[start of INPUT]

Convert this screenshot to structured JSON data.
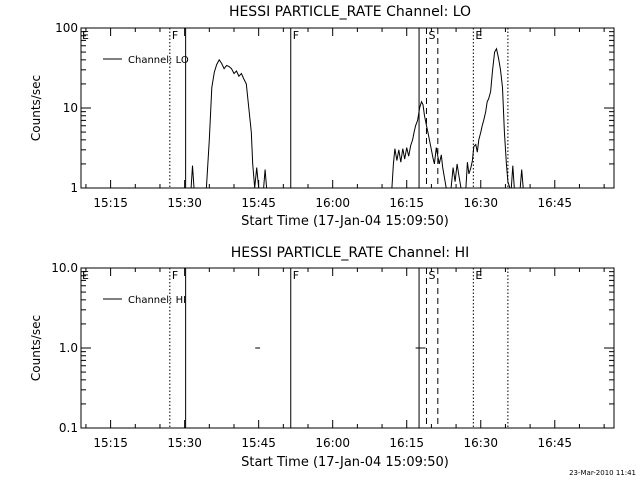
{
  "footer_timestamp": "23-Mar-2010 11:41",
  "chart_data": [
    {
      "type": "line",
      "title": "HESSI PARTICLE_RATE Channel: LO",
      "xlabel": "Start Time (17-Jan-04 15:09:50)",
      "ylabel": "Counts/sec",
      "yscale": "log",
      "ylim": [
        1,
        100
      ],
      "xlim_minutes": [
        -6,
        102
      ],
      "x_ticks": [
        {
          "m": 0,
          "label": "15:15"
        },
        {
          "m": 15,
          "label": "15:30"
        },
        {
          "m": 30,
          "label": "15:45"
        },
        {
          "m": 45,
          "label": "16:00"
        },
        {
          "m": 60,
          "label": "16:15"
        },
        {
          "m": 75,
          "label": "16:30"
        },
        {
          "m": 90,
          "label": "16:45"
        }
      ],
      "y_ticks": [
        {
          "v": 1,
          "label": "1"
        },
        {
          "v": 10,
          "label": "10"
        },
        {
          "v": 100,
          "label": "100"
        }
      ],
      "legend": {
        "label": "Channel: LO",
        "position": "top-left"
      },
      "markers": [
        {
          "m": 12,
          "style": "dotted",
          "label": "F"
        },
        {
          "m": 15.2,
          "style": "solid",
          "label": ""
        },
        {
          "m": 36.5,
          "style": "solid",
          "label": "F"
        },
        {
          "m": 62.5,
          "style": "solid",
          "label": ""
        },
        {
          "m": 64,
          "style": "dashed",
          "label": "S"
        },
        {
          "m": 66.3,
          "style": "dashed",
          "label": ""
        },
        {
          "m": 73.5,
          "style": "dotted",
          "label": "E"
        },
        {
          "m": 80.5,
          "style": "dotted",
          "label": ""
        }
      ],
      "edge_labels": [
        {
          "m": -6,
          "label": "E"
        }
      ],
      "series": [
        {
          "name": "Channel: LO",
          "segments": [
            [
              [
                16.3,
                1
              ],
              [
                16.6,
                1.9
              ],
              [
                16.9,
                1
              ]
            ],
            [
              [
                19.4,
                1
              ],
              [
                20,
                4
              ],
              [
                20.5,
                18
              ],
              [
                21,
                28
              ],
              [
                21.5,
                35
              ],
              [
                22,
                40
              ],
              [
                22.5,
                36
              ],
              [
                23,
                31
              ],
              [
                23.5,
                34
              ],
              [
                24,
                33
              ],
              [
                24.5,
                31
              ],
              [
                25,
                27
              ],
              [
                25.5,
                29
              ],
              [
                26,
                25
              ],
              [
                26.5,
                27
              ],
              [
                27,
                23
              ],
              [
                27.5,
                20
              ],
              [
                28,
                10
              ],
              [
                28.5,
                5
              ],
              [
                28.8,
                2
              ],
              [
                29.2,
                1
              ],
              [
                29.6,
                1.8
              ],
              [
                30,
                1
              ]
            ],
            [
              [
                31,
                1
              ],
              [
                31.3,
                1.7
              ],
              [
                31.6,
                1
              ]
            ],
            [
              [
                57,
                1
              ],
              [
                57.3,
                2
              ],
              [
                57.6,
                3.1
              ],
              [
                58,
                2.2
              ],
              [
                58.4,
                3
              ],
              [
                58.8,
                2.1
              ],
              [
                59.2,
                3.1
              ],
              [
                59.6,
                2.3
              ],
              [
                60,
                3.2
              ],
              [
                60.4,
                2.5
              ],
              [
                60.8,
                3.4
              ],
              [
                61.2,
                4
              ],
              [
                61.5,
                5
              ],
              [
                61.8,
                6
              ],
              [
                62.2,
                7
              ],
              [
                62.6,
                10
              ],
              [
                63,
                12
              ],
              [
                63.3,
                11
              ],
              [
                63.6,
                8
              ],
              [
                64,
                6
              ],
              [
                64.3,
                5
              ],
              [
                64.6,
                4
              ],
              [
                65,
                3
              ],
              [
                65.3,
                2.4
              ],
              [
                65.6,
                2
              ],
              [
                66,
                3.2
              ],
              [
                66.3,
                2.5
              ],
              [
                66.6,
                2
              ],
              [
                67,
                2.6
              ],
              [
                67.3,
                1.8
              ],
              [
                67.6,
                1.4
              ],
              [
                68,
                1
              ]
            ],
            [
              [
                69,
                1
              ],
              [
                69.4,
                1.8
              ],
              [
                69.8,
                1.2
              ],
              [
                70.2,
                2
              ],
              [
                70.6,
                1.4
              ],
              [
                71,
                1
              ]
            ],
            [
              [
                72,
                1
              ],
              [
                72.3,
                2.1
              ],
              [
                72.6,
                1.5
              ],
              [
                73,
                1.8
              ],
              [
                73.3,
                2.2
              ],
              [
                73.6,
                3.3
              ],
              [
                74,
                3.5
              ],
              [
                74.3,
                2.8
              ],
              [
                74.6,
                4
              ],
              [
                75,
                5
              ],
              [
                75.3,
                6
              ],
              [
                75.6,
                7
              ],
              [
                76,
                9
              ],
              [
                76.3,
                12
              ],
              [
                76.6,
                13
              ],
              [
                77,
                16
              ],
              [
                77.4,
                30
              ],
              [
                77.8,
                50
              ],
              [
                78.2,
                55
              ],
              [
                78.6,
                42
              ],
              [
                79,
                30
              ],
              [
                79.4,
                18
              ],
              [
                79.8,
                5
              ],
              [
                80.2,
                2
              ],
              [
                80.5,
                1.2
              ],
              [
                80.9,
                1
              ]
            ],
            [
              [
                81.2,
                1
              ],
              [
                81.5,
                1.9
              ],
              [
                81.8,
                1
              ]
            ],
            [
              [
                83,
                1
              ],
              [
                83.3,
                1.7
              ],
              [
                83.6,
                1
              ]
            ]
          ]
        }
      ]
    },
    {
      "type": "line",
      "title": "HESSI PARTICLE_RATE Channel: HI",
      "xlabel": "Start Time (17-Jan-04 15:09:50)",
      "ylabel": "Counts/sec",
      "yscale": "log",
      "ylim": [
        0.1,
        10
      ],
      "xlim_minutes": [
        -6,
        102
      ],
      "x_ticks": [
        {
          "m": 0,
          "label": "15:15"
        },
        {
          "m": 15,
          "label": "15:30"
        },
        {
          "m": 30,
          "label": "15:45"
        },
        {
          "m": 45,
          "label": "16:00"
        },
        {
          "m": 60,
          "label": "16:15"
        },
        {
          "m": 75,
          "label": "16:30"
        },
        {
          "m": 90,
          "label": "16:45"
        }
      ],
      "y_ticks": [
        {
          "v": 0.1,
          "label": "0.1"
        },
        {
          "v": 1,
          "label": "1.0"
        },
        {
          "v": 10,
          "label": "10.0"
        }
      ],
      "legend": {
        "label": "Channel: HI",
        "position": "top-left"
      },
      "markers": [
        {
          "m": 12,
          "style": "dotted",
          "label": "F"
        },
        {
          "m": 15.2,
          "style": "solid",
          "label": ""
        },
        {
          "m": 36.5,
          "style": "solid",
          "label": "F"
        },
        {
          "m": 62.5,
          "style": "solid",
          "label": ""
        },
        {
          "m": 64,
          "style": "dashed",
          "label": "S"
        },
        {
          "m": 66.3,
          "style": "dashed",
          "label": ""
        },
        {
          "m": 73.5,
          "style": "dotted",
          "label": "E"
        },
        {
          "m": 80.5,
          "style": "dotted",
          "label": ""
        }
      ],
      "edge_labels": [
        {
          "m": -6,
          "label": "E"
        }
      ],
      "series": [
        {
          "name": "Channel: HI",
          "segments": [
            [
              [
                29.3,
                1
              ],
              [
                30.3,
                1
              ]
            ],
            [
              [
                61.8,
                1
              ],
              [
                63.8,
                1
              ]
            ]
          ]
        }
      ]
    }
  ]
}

[end of INPUT]

WHAT TO WORK ON = Using the data above, write out every line exactly, leaving the images behind.

ANSWER IN FULL =
Convert this screenshot to structured JSON data.
{
  "footer_timestamp": "23-Mar-2010 11:41",
  "chart_data": [
    {
      "type": "line",
      "title": "HESSI PARTICLE_RATE Channel: LO",
      "xlabel": "Start Time (17-Jan-04 15:09:50)",
      "ylabel": "Counts/sec",
      "yscale": "log",
      "ylim": [
        1,
        100
      ],
      "xlim_minutes": [
        -6,
        102
      ],
      "x_ticks": [
        {
          "m": 0,
          "label": "15:15"
        },
        {
          "m": 15,
          "label": "15:30"
        },
        {
          "m": 30,
          "label": "15:45"
        },
        {
          "m": 45,
          "label": "16:00"
        },
        {
          "m": 60,
          "label": "16:15"
        },
        {
          "m": 75,
          "label": "16:30"
        },
        {
          "m": 90,
          "label": "16:45"
        }
      ],
      "y_ticks": [
        {
          "v": 1,
          "label": "1"
        },
        {
          "v": 10,
          "label": "10"
        },
        {
          "v": 100,
          "label": "100"
        }
      ],
      "legend": {
        "label": "Channel: LO",
        "position": "top-left"
      },
      "markers": [
        {
          "m": 12,
          "style": "dotted",
          "label": "F"
        },
        {
          "m": 15.2,
          "style": "solid",
          "label": ""
        },
        {
          "m": 36.5,
          "style": "solid",
          "label": "F"
        },
        {
          "m": 62.5,
          "style": "solid",
          "label": ""
        },
        {
          "m": 64,
          "style": "dashed",
          "label": "S"
        },
        {
          "m": 66.3,
          "style": "dashed",
          "label": ""
        },
        {
          "m": 73.5,
          "style": "dotted",
          "label": "E"
        },
        {
          "m": 80.5,
          "style": "dotted",
          "label": ""
        }
      ],
      "edge_labels": [
        {
          "m": -6,
          "label": "E"
        }
      ],
      "series": [
        {
          "name": "Channel: LO",
          "segments": [
            [
              [
                16.3,
                1
              ],
              [
                16.6,
                1.9
              ],
              [
                16.9,
                1
              ]
            ],
            [
              [
                19.4,
                1
              ],
              [
                20,
                4
              ],
              [
                20.5,
                18
              ],
              [
                21,
                28
              ],
              [
                21.5,
                35
              ],
              [
                22,
                40
              ],
              [
                22.5,
                36
              ],
              [
                23,
                31
              ],
              [
                23.5,
                34
              ],
              [
                24,
                33
              ],
              [
                24.5,
                31
              ],
              [
                25,
                27
              ],
              [
                25.5,
                29
              ],
              [
                26,
                25
              ],
              [
                26.5,
                27
              ],
              [
                27,
                23
              ],
              [
                27.5,
                20
              ],
              [
                28,
                10
              ],
              [
                28.5,
                5
              ],
              [
                28.8,
                2
              ],
              [
                29.2,
                1
              ],
              [
                29.6,
                1.8
              ],
              [
                30,
                1
              ]
            ],
            [
              [
                31,
                1
              ],
              [
                31.3,
                1.7
              ],
              [
                31.6,
                1
              ]
            ],
            [
              [
                57,
                1
              ],
              [
                57.3,
                2
              ],
              [
                57.6,
                3.1
              ],
              [
                58,
                2.2
              ],
              [
                58.4,
                3
              ],
              [
                58.8,
                2.1
              ],
              [
                59.2,
                3.1
              ],
              [
                59.6,
                2.3
              ],
              [
                60,
                3.2
              ],
              [
                60.4,
                2.5
              ],
              [
                60.8,
                3.4
              ],
              [
                61.2,
                4
              ],
              [
                61.5,
                5
              ],
              [
                61.8,
                6
              ],
              [
                62.2,
                7
              ],
              [
                62.6,
                10
              ],
              [
                63,
                12
              ],
              [
                63.3,
                11
              ],
              [
                63.6,
                8
              ],
              [
                64,
                6
              ],
              [
                64.3,
                5
              ],
              [
                64.6,
                4
              ],
              [
                65,
                3
              ],
              [
                65.3,
                2.4
              ],
              [
                65.6,
                2
              ],
              [
                66,
                3.2
              ],
              [
                66.3,
                2.5
              ],
              [
                66.6,
                2
              ],
              [
                67,
                2.6
              ],
              [
                67.3,
                1.8
              ],
              [
                67.6,
                1.4
              ],
              [
                68,
                1
              ]
            ],
            [
              [
                69,
                1
              ],
              [
                69.4,
                1.8
              ],
              [
                69.8,
                1.2
              ],
              [
                70.2,
                2
              ],
              [
                70.6,
                1.4
              ],
              [
                71,
                1
              ]
            ],
            [
              [
                72,
                1
              ],
              [
                72.3,
                2.1
              ],
              [
                72.6,
                1.5
              ],
              [
                73,
                1.8
              ],
              [
                73.3,
                2.2
              ],
              [
                73.6,
                3.3
              ],
              [
                74,
                3.5
              ],
              [
                74.3,
                2.8
              ],
              [
                74.6,
                4
              ],
              [
                75,
                5
              ],
              [
                75.3,
                6
              ],
              [
                75.6,
                7
              ],
              [
                76,
                9
              ],
              [
                76.3,
                12
              ],
              [
                76.6,
                13
              ],
              [
                77,
                16
              ],
              [
                77.4,
                30
              ],
              [
                77.8,
                50
              ],
              [
                78.2,
                55
              ],
              [
                78.6,
                42
              ],
              [
                79,
                30
              ],
              [
                79.4,
                18
              ],
              [
                79.8,
                5
              ],
              [
                80.2,
                2
              ],
              [
                80.5,
                1.2
              ],
              [
                80.9,
                1
              ]
            ],
            [
              [
                81.2,
                1
              ],
              [
                81.5,
                1.9
              ],
              [
                81.8,
                1
              ]
            ],
            [
              [
                83,
                1
              ],
              [
                83.3,
                1.7
              ],
              [
                83.6,
                1
              ]
            ]
          ]
        }
      ]
    },
    {
      "type": "line",
      "title": "HESSI PARTICLE_RATE Channel: HI",
      "xlabel": "Start Time (17-Jan-04 15:09:50)",
      "ylabel": "Counts/sec",
      "yscale": "log",
      "ylim": [
        0.1,
        10
      ],
      "xlim_minutes": [
        -6,
        102
      ],
      "x_ticks": [
        {
          "m": 0,
          "label": "15:15"
        },
        {
          "m": 15,
          "label": "15:30"
        },
        {
          "m": 30,
          "label": "15:45"
        },
        {
          "m": 45,
          "label": "16:00"
        },
        {
          "m": 60,
          "label": "16:15"
        },
        {
          "m": 75,
          "label": "16:30"
        },
        {
          "m": 90,
          "label": "16:45"
        }
      ],
      "y_ticks": [
        {
          "v": 0.1,
          "label": "0.1"
        },
        {
          "v": 1,
          "label": "1.0"
        },
        {
          "v": 10,
          "label": "10.0"
        }
      ],
      "legend": {
        "label": "Channel: HI",
        "position": "top-left"
      },
      "markers": [
        {
          "m": 12,
          "style": "dotted",
          "label": "F"
        },
        {
          "m": 15.2,
          "style": "solid",
          "label": ""
        },
        {
          "m": 36.5,
          "style": "solid",
          "label": "F"
        },
        {
          "m": 62.5,
          "style": "solid",
          "label": ""
        },
        {
          "m": 64,
          "style": "dashed",
          "label": "S"
        },
        {
          "m": 66.3,
          "style": "dashed",
          "label": ""
        },
        {
          "m": 73.5,
          "style": "dotted",
          "label": "E"
        },
        {
          "m": 80.5,
          "style": "dotted",
          "label": ""
        }
      ],
      "edge_labels": [
        {
          "m": -6,
          "label": "E"
        }
      ],
      "series": [
        {
          "name": "Channel: HI",
          "segments": [
            [
              [
                29.3,
                1
              ],
              [
                30.3,
                1
              ]
            ],
            [
              [
                61.8,
                1
              ],
              [
                63.8,
                1
              ]
            ]
          ]
        }
      ]
    }
  ]
}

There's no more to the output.